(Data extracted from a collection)
- - - -
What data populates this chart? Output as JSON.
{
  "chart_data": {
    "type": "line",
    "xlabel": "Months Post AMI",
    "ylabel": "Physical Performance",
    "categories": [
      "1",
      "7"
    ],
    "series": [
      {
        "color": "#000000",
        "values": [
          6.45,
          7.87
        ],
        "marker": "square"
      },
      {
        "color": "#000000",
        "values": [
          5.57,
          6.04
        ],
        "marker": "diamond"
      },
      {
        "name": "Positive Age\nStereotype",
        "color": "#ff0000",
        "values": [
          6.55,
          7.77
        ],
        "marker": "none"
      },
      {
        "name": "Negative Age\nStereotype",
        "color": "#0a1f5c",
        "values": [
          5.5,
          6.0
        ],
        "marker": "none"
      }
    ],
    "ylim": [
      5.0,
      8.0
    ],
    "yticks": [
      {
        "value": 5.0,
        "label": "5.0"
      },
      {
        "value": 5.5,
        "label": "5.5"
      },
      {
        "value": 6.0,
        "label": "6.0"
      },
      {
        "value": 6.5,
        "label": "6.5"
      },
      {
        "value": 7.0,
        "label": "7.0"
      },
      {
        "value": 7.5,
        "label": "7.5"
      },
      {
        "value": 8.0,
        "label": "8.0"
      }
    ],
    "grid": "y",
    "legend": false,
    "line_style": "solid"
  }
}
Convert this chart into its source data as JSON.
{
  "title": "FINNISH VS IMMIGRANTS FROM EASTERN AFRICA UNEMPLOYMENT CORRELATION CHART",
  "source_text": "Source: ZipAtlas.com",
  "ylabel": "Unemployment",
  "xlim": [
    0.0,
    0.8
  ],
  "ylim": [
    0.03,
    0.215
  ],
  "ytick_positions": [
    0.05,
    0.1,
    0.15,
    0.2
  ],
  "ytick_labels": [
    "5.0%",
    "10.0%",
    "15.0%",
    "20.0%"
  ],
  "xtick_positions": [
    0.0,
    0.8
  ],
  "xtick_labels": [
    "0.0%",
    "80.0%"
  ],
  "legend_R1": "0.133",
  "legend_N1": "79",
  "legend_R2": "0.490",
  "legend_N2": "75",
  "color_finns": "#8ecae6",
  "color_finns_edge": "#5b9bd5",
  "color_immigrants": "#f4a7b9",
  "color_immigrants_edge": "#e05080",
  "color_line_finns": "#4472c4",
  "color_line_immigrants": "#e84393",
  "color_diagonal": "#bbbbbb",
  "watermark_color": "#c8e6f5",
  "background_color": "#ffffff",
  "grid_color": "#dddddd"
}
- - - -
* [EXERCISE PROMPT]:
Restate all of the entries above precisely.

* [PROBLEM SOLUTION]:
What data populates this chart? Output as JSON.
{
  "chart_data": {
    "type": "line",
    "xlabel": "Months Post AMI",
    "ylabel": "Physical Performance",
    "categories": [
      "1",
      "7"
    ],
    "series": [
      {
        "color": "#000000",
        "values": [
          6.45,
          7.87
        ],
        "marker": "square"
      },
      {
        "color": "#000000",
        "values": [
          5.57,
          6.04
        ],
        "marker": "diamond"
      },
      {
        "name": "Positive Age\nStereotype",
        "color": "#ff0000",
        "values": [
          6.55,
          7.77
        ],
        "marker": "none"
      },
      {
        "name": "Negative Age\nStereotype",
        "color": "#0a1f5c",
        "values": [
          5.5,
          6.0
        ],
        "marker": "none"
      }
    ],
    "ylim": [
      5.0,
      8.0
    ],
    "yticks": [
      {
        "value": 5.0,
        "label": "5.0"
      },
      {
        "value": 5.5,
        "label": "5.5"
      },
      {
        "value": 6.0,
        "label": "6.0"
      },
      {
        "value": 6.5,
        "label": "6.5"
      },
      {
        "value": 7.0,
        "label": "7.0"
      },
      {
        "value": 7.5,
        "label": "7.5"
      },
      {
        "value": 8.0,
        "label": "8.0"
      }
    ],
    "grid": "y",
    "legend": false,
    "line_style": "solid"
  }
}
Convert this chart into its source data as JSON.
{
  "title": "FINNISH VS IMMIGRANTS FROM EASTERN AFRICA UNEMPLOYMENT CORRELATION CHART",
  "source_text": "Source: ZipAtlas.com",
  "ylabel": "Unemployment",
  "xlim": [
    0.0,
    0.8
  ],
  "ylim": [
    0.03,
    0.215
  ],
  "ytick_positions": [
    0.05,
    0.1,
    0.15,
    0.2
  ],
  "ytick_labels": [
    "5.0%",
    "10.0%",
    "15.0%",
    "20.0%"
  ],
  "xtick_positions": [
    0.0,
    0.8
  ],
  "xtick_labels": [
    "0.0%",
    "80.0%"
  ],
  "legend_R1": "0.133",
  "legend_N1": "79",
  "legend_R2": "0.490",
  "legend_N2": "75",
  "color_finns": "#8ecae6",
  "color_finns_edge": "#5b9bd5",
  "color_immigrants": "#f4a7b9",
  "color_immigrants_edge": "#e05080",
  "color_line_finns": "#4472c4",
  "color_line_immigrants": "#e84393",
  "color_diagonal": "#bbbbbb",
  "watermark_color": "#c8e6f5",
  "background_color": "#ffffff",
  "grid_color": "#dddddd"
}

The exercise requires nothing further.